#### INFORMATION PROVIDED

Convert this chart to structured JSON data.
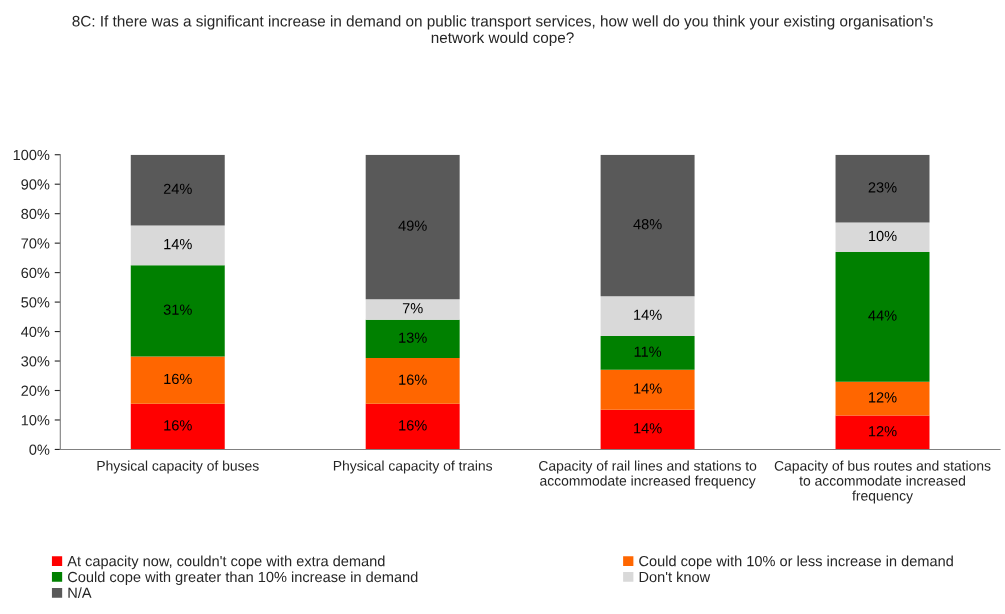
{
  "chart_data": {
    "type": "bar",
    "stacked": true,
    "title": "8C: If there was a significant increase in demand on public transport services, how well do you think your existing organisation's\nnetwork would cope?",
    "categories": [
      "Physical capacity of buses",
      "Physical capacity of trains",
      "Capacity of rail lines and stations to\naccommodate increased frequency",
      "Capacity of bus routes and stations\nto accommodate increased\nfrequency"
    ],
    "series": [
      {
        "name": "At capacity now, couldn't cope with extra demand",
        "color": "#ff0000",
        "values": [
          15.5,
          15.5,
          13.5,
          11.5
        ],
        "value_labels": [
          "16%",
          "16%",
          "14%",
          "12%"
        ]
      },
      {
        "name": "Could cope with 10% or less increase in demand",
        "color": "#ff6600",
        "values": [
          16,
          15.5,
          13.5,
          11.5
        ],
        "value_labels": [
          "16%",
          "16%",
          "14%",
          "12%"
        ]
      },
      {
        "name": "Could cope with greater than 10% increase in demand",
        "color": "#008000",
        "values": [
          31,
          13,
          11.5,
          44
        ],
        "value_labels": [
          "31%",
          "13%",
          "11%",
          "44%"
        ]
      },
      {
        "name": "Don't know",
        "color": "#d9d9d9",
        "values": [
          13.5,
          7,
          13.5,
          10
        ],
        "value_labels": [
          "14%",
          "7%",
          "14%",
          "10%"
        ]
      },
      {
        "name": "N/A",
        "color": "#595959",
        "values": [
          24,
          49,
          48,
          23
        ],
        "value_labels": [
          "24%",
          "49%",
          "48%",
          "23%"
        ]
      }
    ],
    "ylim": [
      0,
      100
    ],
    "yticks": [
      {
        "value": 0,
        "label": "0%"
      },
      {
        "value": 10,
        "label": "10%"
      },
      {
        "value": 20,
        "label": "20%"
      },
      {
        "value": 30,
        "label": "30%"
      },
      {
        "value": 40,
        "label": "40%"
      },
      {
        "value": 50,
        "label": "50%"
      },
      {
        "value": 60,
        "label": "60%"
      },
      {
        "value": 70,
        "label": "70%"
      },
      {
        "value": 80,
        "label": "80%"
      },
      {
        "value": 90,
        "label": "90%"
      },
      {
        "value": 100,
        "label": "100%"
      }
    ],
    "grid": false,
    "legend": "bottom"
  }
}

########

• [WRITTEN EXERCISE]
Extract the text of all the records above verbatim, excluding pictures.

• [RESULT]
Convert this chart to structured JSON data.
{
  "chart_data": {
    "type": "bar",
    "stacked": true,
    "title": "8C: If there was a significant increase in demand on public transport services, how well do you think your existing organisation's\nnetwork would cope?",
    "categories": [
      "Physical capacity of buses",
      "Physical capacity of trains",
      "Capacity of rail lines and stations to\naccommodate increased frequency",
      "Capacity of bus routes and stations\nto accommodate increased\nfrequency"
    ],
    "series": [
      {
        "name": "At capacity now, couldn't cope with extra demand",
        "color": "#ff0000",
        "values": [
          15.5,
          15.5,
          13.5,
          11.5
        ],
        "value_labels": [
          "16%",
          "16%",
          "14%",
          "12%"
        ]
      },
      {
        "name": "Could cope with 10% or less increase in demand",
        "color": "#ff6600",
        "values": [
          16,
          15.5,
          13.5,
          11.5
        ],
        "value_labels": [
          "16%",
          "16%",
          "14%",
          "12%"
        ]
      },
      {
        "name": "Could cope with greater than 10% increase in demand",
        "color": "#008000",
        "values": [
          31,
          13,
          11.5,
          44
        ],
        "value_labels": [
          "31%",
          "13%",
          "11%",
          "44%"
        ]
      },
      {
        "name": "Don't know",
        "color": "#d9d9d9",
        "values": [
          13.5,
          7,
          13.5,
          10
        ],
        "value_labels": [
          "14%",
          "7%",
          "14%",
          "10%"
        ]
      },
      {
        "name": "N/A",
        "color": "#595959",
        "values": [
          24,
          49,
          48,
          23
        ],
        "value_labels": [
          "24%",
          "49%",
          "48%",
          "23%"
        ]
      }
    ],
    "ylim": [
      0,
      100
    ],
    "yticks": [
      {
        "value": 0,
        "label": "0%"
      },
      {
        "value": 10,
        "label": "10%"
      },
      {
        "value": 20,
        "label": "20%"
      },
      {
        "value": 30,
        "label": "30%"
      },
      {
        "value": 40,
        "label": "40%"
      },
      {
        "value": 50,
        "label": "50%"
      },
      {
        "value": 60,
        "label": "60%"
      },
      {
        "value": 70,
        "label": "70%"
      },
      {
        "value": 80,
        "label": "80%"
      },
      {
        "value": 90,
        "label": "90%"
      },
      {
        "value": 100,
        "label": "100%"
      }
    ],
    "grid": false,
    "legend": "bottom"
  }
}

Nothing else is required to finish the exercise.